▶
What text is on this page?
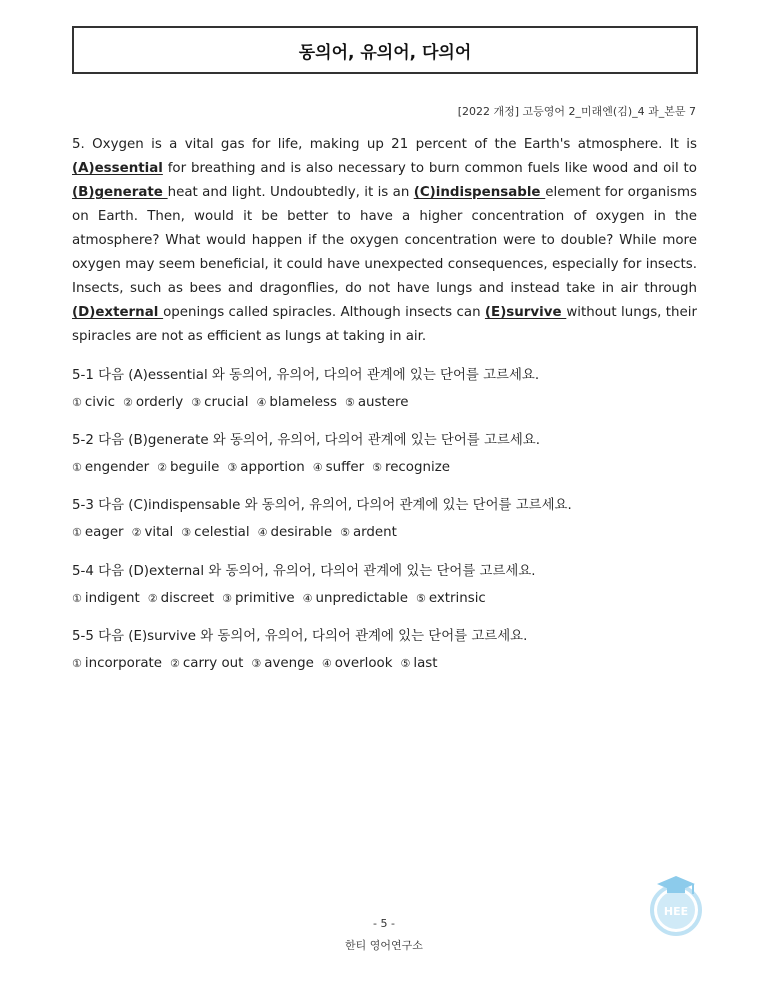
동의어, 유의어, 다의어
[2022 개정] 고등영어 2_미래엔(김)_4 과_본문 7
5. Oxygen is a vital gas for life, making up 21 percent of the Earth's atmosphere. It is (A)essential for breathing and is also necessary to burn common fuels like wood and oil to (B)generate heat and light. Undoubtedly, it is an (C)indispensable element for organisms on Earth. Then, would it be better to have a higher concentration of oxygen in the atmosphere? What would happen if the oxygen concentration were to double? While more oxygen may seem beneficial, it could have unexpected consequences, especially for insects. Insects, such as bees and dragonflies, do not have lungs and instead take in air through (D)external openings called spiracles. Although insects can (E)survive without lungs, their spiracles are not as efficient as lungs at taking in air.
5-1 다음 (A)essential 와 동의어, 유의어, 다의어 관계에 있는 단어를 고르세요.
① civic ② orderly ③ crucial ④ blameless ⑤ austere
5-2 다음 (B)generate 와 동의어, 유의어, 다의어 관계에 있는 단어를 고르세요.
① engender ② beguile ③ apportion ④ suffer ⑤ recognize
5-3 다음 (C)indispensable 와 동의어, 유의어, 다의어 관계에 있는 단어를 고르세요.
① eager ② vital ③ celestial ④ desirable ⑤ ardent
5-4 다음 (D)external 와 동의어, 유의어, 다의어 관계에 있는 단어를 고르세요.
① indigent ② discreet ③ primitive ④ unpredictable ⑤ extrinsic
5-5 다음 (E)survive 와 동의어, 유의어, 다의어 관계에 있는 단어를 고르세요.
① incorporate ② carry out ③ avenge ④ overlook ⑤ last
- 5 -
한티 영어연구소
HEE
◀
Pull out all lines from the entries above in which the word "고르세요" appears.

5-1 다음 (A)essential 와 동의어, 유의어, 다의어 관계에 있는 단어를 고르세요.
5-2 다음 (B)generate 와 동의어, 유의어, 다의어 관계에 있는 단어를 고르세요.
5-3 다음 (C)indispensable 와 동의어, 유의어, 다의어 관계에 있는 단어를 고르세요.
5-4 다음 (D)external 와 동의어, 유의어, 다의어 관계에 있는 단어를 고르세요.
5-5 다음 (E)survive 와 동의어, 유의어, 다의어 관계에 있는 단어를 고르세요.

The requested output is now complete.